Data excerpts>
BEGIN
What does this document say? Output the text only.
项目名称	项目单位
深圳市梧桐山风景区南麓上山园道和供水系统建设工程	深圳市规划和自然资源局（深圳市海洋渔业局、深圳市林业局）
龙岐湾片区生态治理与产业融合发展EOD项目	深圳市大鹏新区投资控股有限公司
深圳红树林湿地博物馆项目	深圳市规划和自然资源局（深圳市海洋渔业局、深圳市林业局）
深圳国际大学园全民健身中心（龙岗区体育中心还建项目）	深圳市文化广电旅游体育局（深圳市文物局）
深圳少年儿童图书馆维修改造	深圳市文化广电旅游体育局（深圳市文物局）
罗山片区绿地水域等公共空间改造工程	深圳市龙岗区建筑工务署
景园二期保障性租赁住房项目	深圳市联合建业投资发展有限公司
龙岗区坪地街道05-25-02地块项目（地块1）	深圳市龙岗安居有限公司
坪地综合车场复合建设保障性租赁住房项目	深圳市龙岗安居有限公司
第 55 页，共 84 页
END
EXERCISE GOAL> Write every record out again, unaltered.

RESULT BELOW>
What does this document say? Output the text only.
项目名称	项目单位
深圳市梧桐山风景区南麓上山园道和供水系统建设工程	深圳市规划和自然资源局（深圳市海洋渔业局、深圳市林业局）
龙岐湾片区生态治理与产业融合发展EOD项目	深圳市大鹏新区投资控股有限公司
深圳红树林湿地博物馆项目	深圳市规划和自然资源局（深圳市海洋渔业局、深圳市林业局）
深圳国际大学园全民健身中心（龙岗区体育中心还建项目）	深圳市文化广电旅游体育局（深圳市文物局）
深圳少年儿童图书馆维修改造	深圳市文化广电旅游体育局（深圳市文物局）
罗山片区绿地水域等公共空间改造工程	深圳市龙岗区建筑工务署
景园二期保障性租赁住房项目	深圳市联合建业投资发展有限公司
龙岗区坪地街道05-25-02地块项目（地块1）	深圳市龙岗安居有限公司
坪地综合车场复合建设保障性租赁住房项目	深圳市龙岗安居有限公司
第 55 页，共 84 页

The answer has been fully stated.